— begin —
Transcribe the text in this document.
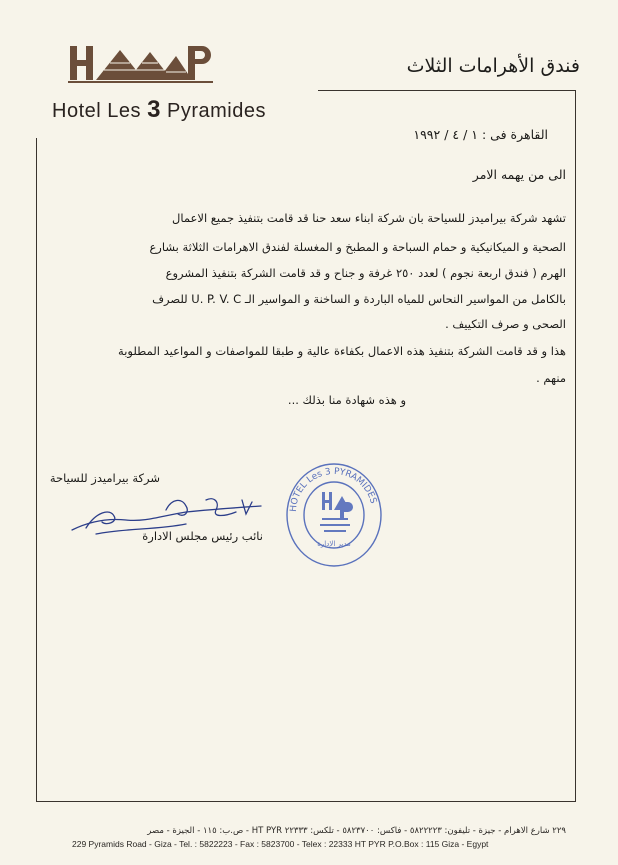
Hotel Les 3 Pyramides
فندق الأهرامات الثلاث
القاهرة فى : ١ / ٤ / ١٩٩٢
الى من يهمه الامر
تشهد شركة بيراميدز للسياحة بان شركة ابناء سعد حنا قد قامت بتنفيذ جميع الاعمال
الصحية و الميكانيكية و حمام السباحة و المطبخ و المغسلة لفندق الاهرامات الثلاثة بشارع
الهرم ( فندق اربعة نجوم ) لعدد ٢٥٠ غرفة و جناح و قد قامت الشركة بتنفيذ المشروع
بالكامل من المواسير النحاس للمياه الباردة و الساخنة و المواسير الـ U. P. V. C للصرف
الصحى و صرف التكييف .
هذا و قد قامت الشركة بتنفيذ هذه الاعمال بكفاءة عالية و طبقا للمواصفات و المواعيد المطلوبة
منهم .
و هذه شهادة منا بذلك ...
شركة بيراميدز للسياحة
نائب رئيس مجلس الادارة
HOTEL Les 3 PYRAMIDES
مدير الإدارة
٢٢٩ شارع الاهرام - جيزة - تليفون: ٥٨٢٢٢٢٣ - فاكس: ٥٨٢٣٧٠٠ - تلكس: ٢٢٣٣٣ HT PYR - ص.ب: ١١٥ - الجيزة - مصر
229 Pyramids Road - Giza - Tel. : 5822223 - Fax : 5823700 - Telex : 22333 HT PYR P.O.Box : 115 Giza - Egypt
— end —
◆ OBJECTIVE: Pictures stay out of the copy; please restate every record above exactly.

◆ EXERCISE RESULT:
Transcribe the text in this document.
Hotel Les 3 Pyramides
فندق الأهرامات الثلاث
القاهرة فى : ١ / ٤ / ١٩٩٢
الى من يهمه الامر
تشهد شركة بيراميدز للسياحة بان شركة ابناء سعد حنا قد قامت بتنفيذ جميع الاعمال
الصحية و الميكانيكية و حمام السباحة و المطبخ و المغسلة لفندق الاهرامات الثلاثة بشارع
الهرم ( فندق اربعة نجوم ) لعدد ٢٥٠ غرفة و جناح و قد قامت الشركة بتنفيذ المشروع
بالكامل من المواسير النحاس للمياه الباردة و الساخنة و المواسير الـ U. P. V. C للصرف
الصحى و صرف التكييف .
هذا و قد قامت الشركة بتنفيذ هذه الاعمال بكفاءة عالية و طبقا للمواصفات و المواعيد المطلوبة
منهم .
و هذه شهادة منا بذلك ...
شركة بيراميدز للسياحة
نائب رئيس مجلس الادارة
HOTEL Les 3 PYRAMIDES
مدير الإدارة
٢٢٩ شارع الاهرام - جيزة - تليفون: ٥٨٢٢٢٢٣ - فاكس: ٥٨٢٣٧٠٠ - تلكس: ٢٢٣٣٣ HT PYR - ص.ب: ١١٥ - الجيزة - مصر
229 Pyramids Road - Giza - Tel. : 5822223 - Fax : 5823700 - Telex : 22333 HT PYR P.O.Box : 115 Giza - Egypt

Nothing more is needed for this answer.